DATA SUPPLIED:
--------------------------------

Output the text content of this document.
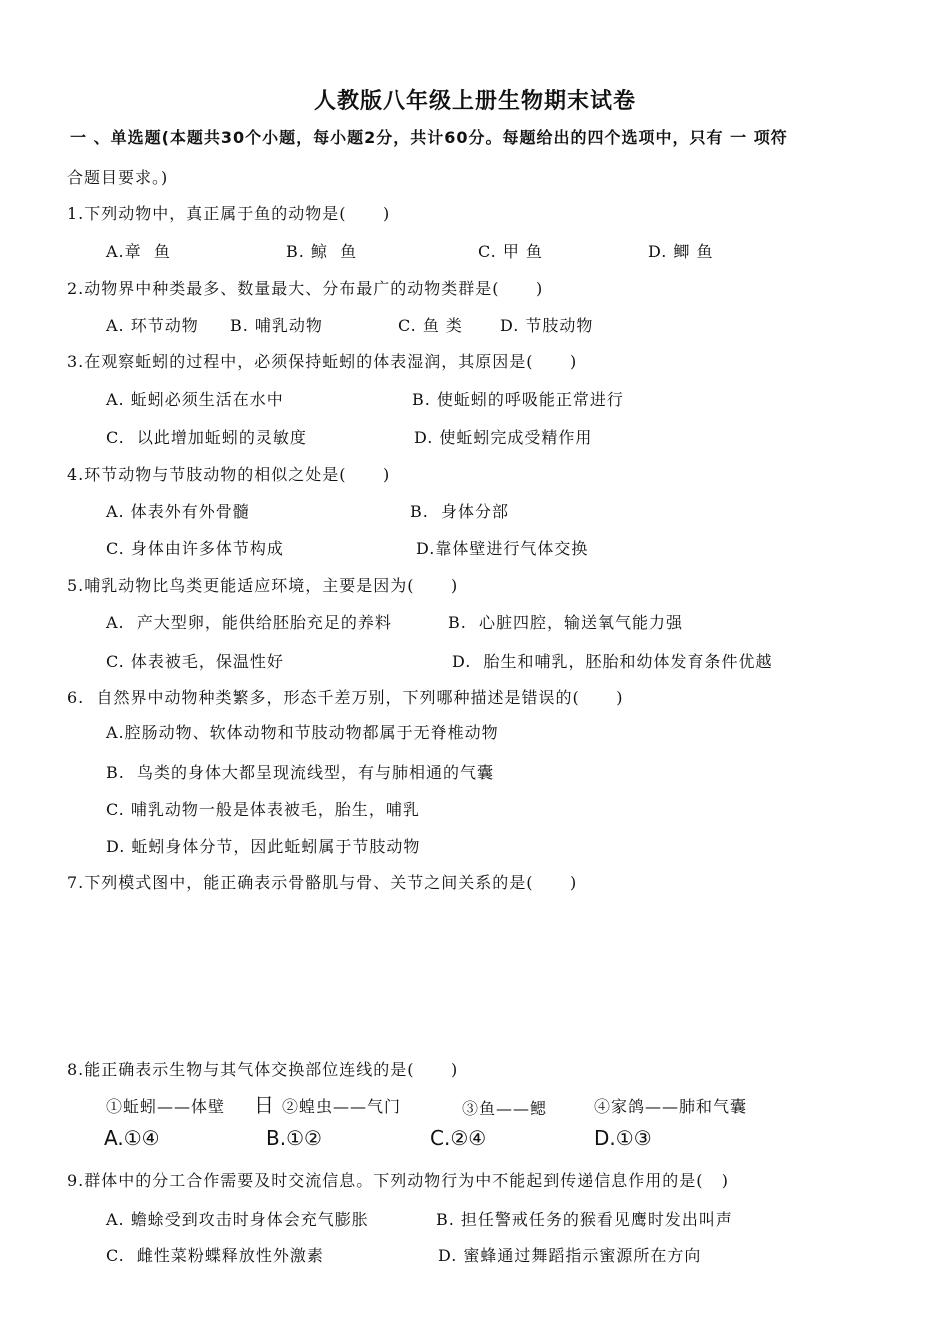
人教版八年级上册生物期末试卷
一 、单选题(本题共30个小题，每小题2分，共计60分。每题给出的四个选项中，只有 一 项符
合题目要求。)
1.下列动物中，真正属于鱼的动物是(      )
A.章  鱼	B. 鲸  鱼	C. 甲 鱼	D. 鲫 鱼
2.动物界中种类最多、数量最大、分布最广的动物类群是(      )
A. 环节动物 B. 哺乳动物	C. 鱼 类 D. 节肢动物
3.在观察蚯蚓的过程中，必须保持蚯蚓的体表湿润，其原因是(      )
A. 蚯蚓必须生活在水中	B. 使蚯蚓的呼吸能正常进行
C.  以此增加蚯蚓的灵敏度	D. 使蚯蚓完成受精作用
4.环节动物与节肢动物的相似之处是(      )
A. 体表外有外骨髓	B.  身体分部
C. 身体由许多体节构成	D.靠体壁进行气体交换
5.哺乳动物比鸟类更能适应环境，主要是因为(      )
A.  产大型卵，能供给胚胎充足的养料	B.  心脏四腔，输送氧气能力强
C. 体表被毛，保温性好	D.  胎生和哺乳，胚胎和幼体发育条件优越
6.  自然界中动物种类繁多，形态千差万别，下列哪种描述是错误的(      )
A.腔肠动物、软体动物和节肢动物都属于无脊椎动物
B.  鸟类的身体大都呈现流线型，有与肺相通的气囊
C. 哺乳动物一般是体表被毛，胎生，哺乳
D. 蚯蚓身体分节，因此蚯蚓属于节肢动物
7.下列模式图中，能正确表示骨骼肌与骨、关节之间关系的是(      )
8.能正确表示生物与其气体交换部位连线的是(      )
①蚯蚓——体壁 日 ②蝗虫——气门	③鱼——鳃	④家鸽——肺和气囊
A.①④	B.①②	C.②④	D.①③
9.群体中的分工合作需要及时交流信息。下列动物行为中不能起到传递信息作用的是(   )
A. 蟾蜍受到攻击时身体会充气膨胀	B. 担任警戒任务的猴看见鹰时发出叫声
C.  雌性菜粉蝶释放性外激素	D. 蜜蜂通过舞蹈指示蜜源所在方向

--------------------------------

WHAT TO WORK ON: Can the entries above be repeated exactly, without their pictures?

RESPONSE:
Output the text content of this document.
人教版八年级上册生物期末试卷
一 、单选题(本题共30个小题，每小题2分，共计60分。每题给出的四个选项中，只有 一 项符
合题目要求。)
1.下列动物中，真正属于鱼的动物是(      )
A.章  鱼	B. 鲸  鱼	C. 甲 鱼	D. 鲫 鱼
2.动物界中种类最多、数量最大、分布最广的动物类群是(      )
A. 环节动物 B. 哺乳动物	C. 鱼 类 D. 节肢动物
3.在观察蚯蚓的过程中，必须保持蚯蚓的体表湿润，其原因是(      )
A. 蚯蚓必须生活在水中	B. 使蚯蚓的呼吸能正常进行
C.  以此增加蚯蚓的灵敏度	D. 使蚯蚓完成受精作用
4.环节动物与节肢动物的相似之处是(      )
A. 体表外有外骨髓	B.  身体分部
C. 身体由许多体节构成	D.靠体壁进行气体交换
5.哺乳动物比鸟类更能适应环境，主要是因为(      )
A.  产大型卵，能供给胚胎充足的养料	B.  心脏四腔，输送氧气能力强
C. 体表被毛，保温性好	D.  胎生和哺乳，胚胎和幼体发育条件优越
6.  自然界中动物种类繁多，形态千差万别，下列哪种描述是错误的(      )
A.腔肠动物、软体动物和节肢动物都属于无脊椎动物
B.  鸟类的身体大都呈现流线型，有与肺相通的气囊
C. 哺乳动物一般是体表被毛，胎生，哺乳
D. 蚯蚓身体分节，因此蚯蚓属于节肢动物
7.下列模式图中，能正确表示骨骼肌与骨、关节之间关系的是(      )
8.能正确表示生物与其气体交换部位连线的是(      )
①蚯蚓——体壁 日 ②蝗虫——气门	③鱼——鳃	④家鸽——肺和气囊
A.①④	B.①②	C.②④	D.①③
9.群体中的分工合作需要及时交流信息。下列动物行为中不能起到传递信息作用的是(   )
A. 蟾蜍受到攻击时身体会充气膨胀	B. 担任警戒任务的猴看见鹰时发出叫声
C.  雌性菜粉蝶释放性外激素	D. 蜜蜂通过舞蹈指示蜜源所在方向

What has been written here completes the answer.